### Written request
Word for word, set down the records and skip each picture.

** Start of Record extracts **

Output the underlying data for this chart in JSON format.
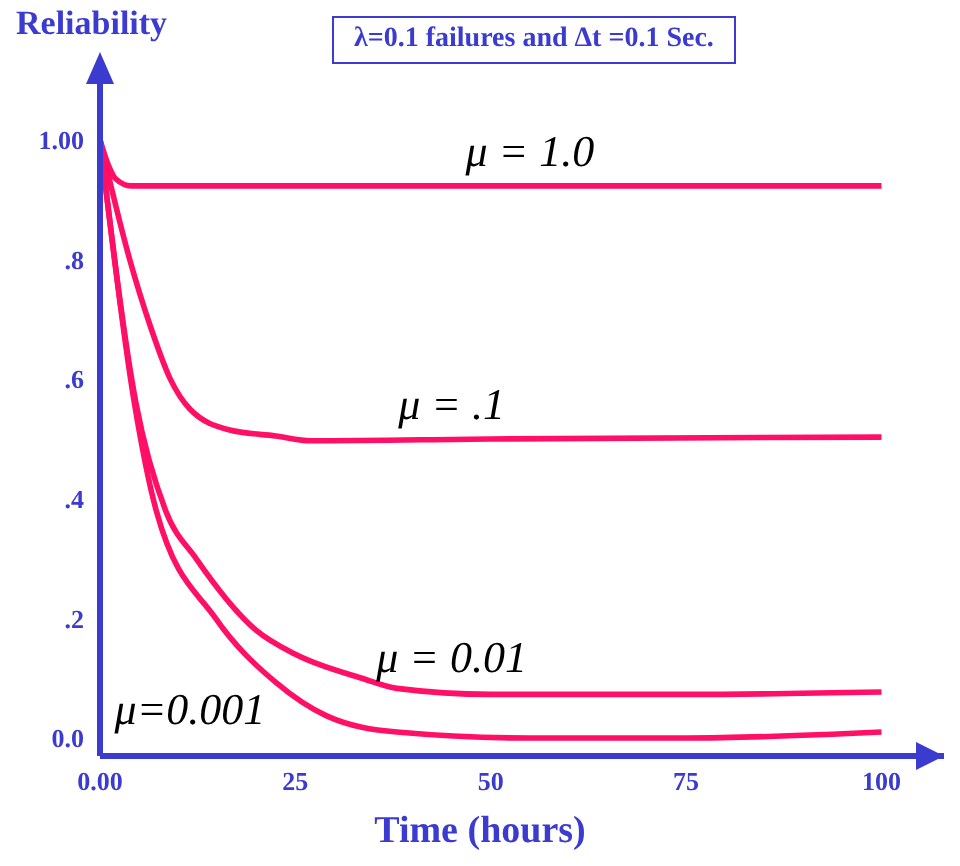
{
  "chart_data": {
    "type": "line",
    "title": "λ=0.1 failures and Δt =0.1 Sec.",
    "xlabel": "Time (hours)",
    "ylabel": "Reliability",
    "xlim": [
      0,
      108
    ],
    "xticks": [
      {
        "value": 0,
        "label": "0.00"
      },
      25,
      50,
      75,
      100
    ],
    "ylim": [
      -0.03,
      1.1
    ],
    "yticks": [
      {
        "value": 0,
        "label": "0.0"
      },
      {
        "value": 0.2,
        "label": ".2"
      },
      {
        "value": 0.4,
        "label": ".4"
      },
      {
        "value": 0.6,
        "label": ".6"
      },
      {
        "value": 0.8,
        "label": ".8"
      },
      {
        "value": 1,
        "label": "1.00"
      }
    ],
    "grid": false,
    "marker": "none",
    "line_style": "solid",
    "series": [
      {
        "name": "μ = 1.0",
        "color": "#ff0f66",
        "x": [
          0,
          1,
          2,
          4,
          100
        ],
        "values": [
          1,
          0.96,
          0.935,
          0.923,
          0.923
        ]
      },
      {
        "name": "μ = .1",
        "color": "#ff0f66",
        "x": [
          0,
          3.8,
          6.4,
          9,
          11.5,
          16.6,
          22.5,
          27,
          50,
          100
        ],
        "values": [
          1,
          0.8,
          0.69,
          0.6,
          0.55,
          0.515,
          0.505,
          0.497,
          0.5,
          0.503
        ]
      },
      {
        "name": "μ = 0.01",
        "color": "#ff0f66",
        "x": [
          0,
          4.6,
          8.4,
          12.3,
          20,
          25,
          33.5,
          38,
          50,
          75,
          100
        ],
        "values": [
          1,
          0.56,
          0.38,
          0.3,
          0.18,
          0.14,
          0.1,
          0.083,
          0.073,
          0.073,
          0.077
        ]
      },
      {
        "name": "μ=0.001",
        "color": "#ff0f66",
        "x": [
          0,
          4.4,
          7.2,
          14.8,
          22.5,
          29,
          38,
          55,
          75,
          100
        ],
        "values": [
          1,
          0.56,
          0.38,
          0.2,
          0.093,
          0.037,
          0.01,
          0,
          0,
          0.01
        ]
      }
    ]
  }
}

** End of Record extracts **

### Output for this exercise
Output the underlying data for this chart in JSON format.
{
  "chart_data": {
    "type": "line",
    "title": "λ=0.1 failures and Δt =0.1 Sec.",
    "xlabel": "Time (hours)",
    "ylabel": "Reliability",
    "xlim": [
      0,
      108
    ],
    "xticks": [
      {
        "value": 0,
        "label": "0.00"
      },
      25,
      50,
      75,
      100
    ],
    "ylim": [
      -0.03,
      1.1
    ],
    "yticks": [
      {
        "value": 0,
        "label": "0.0"
      },
      {
        "value": 0.2,
        "label": ".2"
      },
      {
        "value": 0.4,
        "label": ".4"
      },
      {
        "value": 0.6,
        "label": ".6"
      },
      {
        "value": 0.8,
        "label": ".8"
      },
      {
        "value": 1,
        "label": "1.00"
      }
    ],
    "grid": false,
    "marker": "none",
    "line_style": "solid",
    "series": [
      {
        "name": "μ = 1.0",
        "color": "#ff0f66",
        "x": [
          0,
          1,
          2,
          4,
          100
        ],
        "values": [
          1,
          0.96,
          0.935,
          0.923,
          0.923
        ]
      },
      {
        "name": "μ = .1",
        "color": "#ff0f66",
        "x": [
          0,
          3.8,
          6.4,
          9,
          11.5,
          16.6,
          22.5,
          27,
          50,
          100
        ],
        "values": [
          1,
          0.8,
          0.69,
          0.6,
          0.55,
          0.515,
          0.505,
          0.497,
          0.5,
          0.503
        ]
      },
      {
        "name": "μ = 0.01",
        "color": "#ff0f66",
        "x": [
          0,
          4.6,
          8.4,
          12.3,
          20,
          25,
          33.5,
          38,
          50,
          75,
          100
        ],
        "values": [
          1,
          0.56,
          0.38,
          0.3,
          0.18,
          0.14,
          0.1,
          0.083,
          0.073,
          0.073,
          0.077
        ]
      },
      {
        "name": "μ=0.001",
        "color": "#ff0f66",
        "x": [
          0,
          4.4,
          7.2,
          14.8,
          22.5,
          29,
          38,
          55,
          75,
          100
        ],
        "values": [
          1,
          0.56,
          0.38,
          0.2,
          0.093,
          0.037,
          0.01,
          0,
          0,
          0.01
        ]
      }
    ]
  }
}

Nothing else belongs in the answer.